### Challenges
(a) Write out the passage on the Second Vatican Council word for word, starting at "As a result" and stopping after "Holy Father himself.".
(b) Extend the passage on the Second Vatican Council and its reforms, picking up right after its final sentence.

As a result of this, radical "reforms" (changes) were implemented, which the Second Vatican Council never called for.  These included everything from radical changes in Church architecture and liturgical restructuring, to significant changes in the way the Catholic Christian faith is taught and communicated.  The Holy Father, in the final week of his pontificate, has classified many of these changes as nothing short of "calamities" and "misfortunes" that have resulted in the closing of seminaries and a liturgy that has become "banal."  These words will come as shocking to many readers in the West, but they are not my words.  They come from the lips of the Holy Father himself.

Mixed with these words is a message of hope, that in spite of the temporary triumph of the "Virtual Council" created by the mainstream press, the true Council of the conciliar fathers is starting to break through, and will ultimately vanquish the "Virtual Council" of the media.

We know what the results of the "Virtual Council" were.  They are all around us.  What, however, does the Holy Father mean when he speaks of the real Council, and the real reforms, that are beginning to take shape in the Church today?  For starters, let's look at the world of Blessed Pope John Paul II.  During his reign, he came under many pressures to "change" the Catholic faith, to make it more "accommodating" to the modern world.  Many wanted him to approve artificial contraception, the ordination of women, and completely eradicate all vestiges of the old liturgy.  He did none of these things, but quite the opposite actually.  He affirmed Pope Paul VI's teachings on artificial contraception, infallibly declared that the Church has no authority to ordain women, and created the Pontifical Commission of Ecclesia Dei, which would insure not only the survival, but the continued propagation of the traditional pre-conciliar liturgy.  Blessed John Paul II was followed by the current Holy Father, Pope Benedict XVI, who continued to build on John Paul II's legacy, adding his own reforms that expanded them.  Pope Benedict XVI also began reintroducing more traditional elements to the new liturgy, the Missal of Pope Paul VI, and affirmed in every way a message of continuity between the pre-conciliar and post-conciliar Church.

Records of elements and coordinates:
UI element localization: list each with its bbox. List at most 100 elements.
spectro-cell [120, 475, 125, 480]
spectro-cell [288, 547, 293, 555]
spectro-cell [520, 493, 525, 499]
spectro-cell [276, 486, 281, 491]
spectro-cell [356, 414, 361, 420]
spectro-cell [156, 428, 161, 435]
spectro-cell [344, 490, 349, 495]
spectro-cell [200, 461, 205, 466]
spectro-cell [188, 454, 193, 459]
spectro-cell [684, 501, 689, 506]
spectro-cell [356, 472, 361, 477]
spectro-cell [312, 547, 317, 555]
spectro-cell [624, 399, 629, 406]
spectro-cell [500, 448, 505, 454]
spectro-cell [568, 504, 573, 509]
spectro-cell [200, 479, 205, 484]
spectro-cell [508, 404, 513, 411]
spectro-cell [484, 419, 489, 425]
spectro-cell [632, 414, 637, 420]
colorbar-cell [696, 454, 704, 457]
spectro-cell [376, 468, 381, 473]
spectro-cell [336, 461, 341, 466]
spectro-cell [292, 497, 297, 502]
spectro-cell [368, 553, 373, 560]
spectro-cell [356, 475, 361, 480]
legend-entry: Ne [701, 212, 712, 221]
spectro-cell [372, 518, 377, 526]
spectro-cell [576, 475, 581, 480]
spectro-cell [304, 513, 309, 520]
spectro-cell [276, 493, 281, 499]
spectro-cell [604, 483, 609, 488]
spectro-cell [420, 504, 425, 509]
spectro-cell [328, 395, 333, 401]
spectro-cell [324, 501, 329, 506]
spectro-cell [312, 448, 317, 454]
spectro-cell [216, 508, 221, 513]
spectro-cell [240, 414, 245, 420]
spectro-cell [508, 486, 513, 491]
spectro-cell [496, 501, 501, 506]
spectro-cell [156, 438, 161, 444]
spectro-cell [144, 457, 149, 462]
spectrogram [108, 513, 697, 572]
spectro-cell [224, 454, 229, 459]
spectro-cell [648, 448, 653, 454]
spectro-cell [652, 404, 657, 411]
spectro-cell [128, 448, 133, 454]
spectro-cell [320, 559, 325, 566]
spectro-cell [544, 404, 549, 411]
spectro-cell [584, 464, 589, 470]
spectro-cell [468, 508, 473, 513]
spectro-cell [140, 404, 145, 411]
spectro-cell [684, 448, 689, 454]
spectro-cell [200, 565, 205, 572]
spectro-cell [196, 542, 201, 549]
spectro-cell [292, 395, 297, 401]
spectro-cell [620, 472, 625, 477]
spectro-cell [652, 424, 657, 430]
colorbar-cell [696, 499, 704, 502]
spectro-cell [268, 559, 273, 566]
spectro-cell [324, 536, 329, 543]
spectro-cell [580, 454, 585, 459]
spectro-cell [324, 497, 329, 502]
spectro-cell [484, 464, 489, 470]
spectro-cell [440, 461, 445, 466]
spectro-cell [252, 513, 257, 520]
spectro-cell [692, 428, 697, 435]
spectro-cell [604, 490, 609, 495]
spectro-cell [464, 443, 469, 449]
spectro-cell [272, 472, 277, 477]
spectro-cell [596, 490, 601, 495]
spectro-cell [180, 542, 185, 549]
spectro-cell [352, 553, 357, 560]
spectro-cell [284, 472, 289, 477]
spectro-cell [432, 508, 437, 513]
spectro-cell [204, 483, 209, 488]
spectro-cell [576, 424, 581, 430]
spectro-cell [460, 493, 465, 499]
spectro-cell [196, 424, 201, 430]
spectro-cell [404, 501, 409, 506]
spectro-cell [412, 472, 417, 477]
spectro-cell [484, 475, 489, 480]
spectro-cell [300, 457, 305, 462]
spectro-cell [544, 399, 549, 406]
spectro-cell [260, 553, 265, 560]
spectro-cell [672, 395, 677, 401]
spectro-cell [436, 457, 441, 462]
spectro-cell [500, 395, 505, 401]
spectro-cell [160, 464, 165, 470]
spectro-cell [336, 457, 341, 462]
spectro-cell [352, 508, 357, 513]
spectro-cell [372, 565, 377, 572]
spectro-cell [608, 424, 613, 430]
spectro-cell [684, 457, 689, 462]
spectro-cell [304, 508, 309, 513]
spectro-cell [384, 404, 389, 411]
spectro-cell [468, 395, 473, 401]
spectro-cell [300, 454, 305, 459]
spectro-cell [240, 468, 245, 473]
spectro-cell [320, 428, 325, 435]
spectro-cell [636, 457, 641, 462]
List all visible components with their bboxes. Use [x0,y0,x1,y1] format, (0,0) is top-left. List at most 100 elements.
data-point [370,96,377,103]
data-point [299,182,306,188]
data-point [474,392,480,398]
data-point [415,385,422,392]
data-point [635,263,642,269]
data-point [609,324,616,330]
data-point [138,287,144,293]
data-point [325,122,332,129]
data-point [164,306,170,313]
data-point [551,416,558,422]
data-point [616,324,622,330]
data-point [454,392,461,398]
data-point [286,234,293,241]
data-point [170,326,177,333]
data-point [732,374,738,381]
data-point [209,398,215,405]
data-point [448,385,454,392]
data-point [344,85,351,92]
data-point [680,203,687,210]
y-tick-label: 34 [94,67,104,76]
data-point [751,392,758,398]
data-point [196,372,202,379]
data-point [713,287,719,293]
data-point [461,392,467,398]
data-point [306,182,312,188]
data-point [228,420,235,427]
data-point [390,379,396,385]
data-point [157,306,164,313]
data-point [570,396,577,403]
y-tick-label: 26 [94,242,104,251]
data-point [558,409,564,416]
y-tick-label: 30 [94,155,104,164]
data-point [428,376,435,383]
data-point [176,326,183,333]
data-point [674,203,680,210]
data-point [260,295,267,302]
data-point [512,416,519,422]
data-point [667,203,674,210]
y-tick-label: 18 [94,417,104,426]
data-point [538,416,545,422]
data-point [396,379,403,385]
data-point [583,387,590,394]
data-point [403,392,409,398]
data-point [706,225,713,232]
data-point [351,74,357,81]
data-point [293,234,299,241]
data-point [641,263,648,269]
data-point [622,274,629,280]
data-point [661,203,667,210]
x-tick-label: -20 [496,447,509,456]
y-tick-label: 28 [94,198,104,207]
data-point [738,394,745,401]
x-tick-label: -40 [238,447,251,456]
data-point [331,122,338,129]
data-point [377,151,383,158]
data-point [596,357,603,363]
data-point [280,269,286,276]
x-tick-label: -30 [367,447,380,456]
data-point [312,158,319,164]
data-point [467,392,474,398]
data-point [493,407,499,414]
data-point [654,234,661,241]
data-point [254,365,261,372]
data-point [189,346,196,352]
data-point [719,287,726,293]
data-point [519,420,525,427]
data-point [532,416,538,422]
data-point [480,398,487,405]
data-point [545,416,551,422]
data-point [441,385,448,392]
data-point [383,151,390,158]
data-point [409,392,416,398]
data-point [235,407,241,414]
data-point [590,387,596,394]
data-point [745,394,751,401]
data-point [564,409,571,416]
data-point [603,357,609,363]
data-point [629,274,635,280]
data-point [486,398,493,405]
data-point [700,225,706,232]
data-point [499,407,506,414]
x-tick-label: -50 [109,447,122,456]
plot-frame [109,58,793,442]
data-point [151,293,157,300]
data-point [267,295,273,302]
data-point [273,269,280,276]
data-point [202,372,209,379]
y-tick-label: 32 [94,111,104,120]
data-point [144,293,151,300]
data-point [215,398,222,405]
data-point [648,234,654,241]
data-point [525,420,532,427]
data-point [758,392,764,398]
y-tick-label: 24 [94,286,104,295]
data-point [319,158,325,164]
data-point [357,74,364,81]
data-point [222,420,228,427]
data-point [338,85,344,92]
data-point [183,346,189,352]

### Outputs by task
(a)
As a result of this, radical "reforms" (changes) were implemented, which the Second Vatican Council never called for.  These included everything from radical changes in Church architecture and liturgical restructuring, to significant changes in the way the Catholic Christian faith is taught and communicated.  The Holy Father, in the final week of his pontificate, has classified many of these changes as nothing short of "calamities" and "misfortunes" that have resulted in the closing of seminaries and a liturgy that has become "banal."  These words will come as shocking to many readers in the West, but they are not my words.  They come from the lips of the Holy Father himself.

(b)
At the heart of Pope Benedict XVI's pontificate is the "Hermeneutic of Continuity" which trumps the "Hermeneutic of Rupture" created by the mainstream news media's "Virtual Council."  What does this mean in plain English?  It means quite simply this.  The 1960s and 70s mainstream news media attempted to hijack and influence the reforms of Vatican II.  In essence, they tried to "redefine" Catholicism, or create a "new Church" that had more in common with their own worldly vision, rather than the holy vision of the conciliar fathers.  Sadly, because of the mainstream news media's influence and power, they were (for a time) able to produce many of their desired results.  Fortunately, thanks to the protection of the Holy Spirit, they could not achieve the full measure of the "rupture" they sought.

Both Pope Paul VI, and Pope Benedict XVI, pointed out that the conciliar fathers took deliberate care not to attach a note of infallibility to any document produced by the Council.  Now that's not to say the conciliar fathers didn't teach infallible things through the Council.  They most certainly did.  However, by not directly exercising their chrism of infallibility, they sent a very clear message that Vatican II was a "lesser council" of a more "pastoral nature," compared to the doctrinal councils of Vatican I and Trent.  In other words, while the conciliar fathers took care to further clarify and apply Church teaching, they did not apply anything "new" or "change" what the Church previously taught.  In other words, the doctrine and mission of the Catholic Church is the same today as it was before Vatican II.  This is what Pope Benedict XVI refers to as the "Hermeneutic of Continuity."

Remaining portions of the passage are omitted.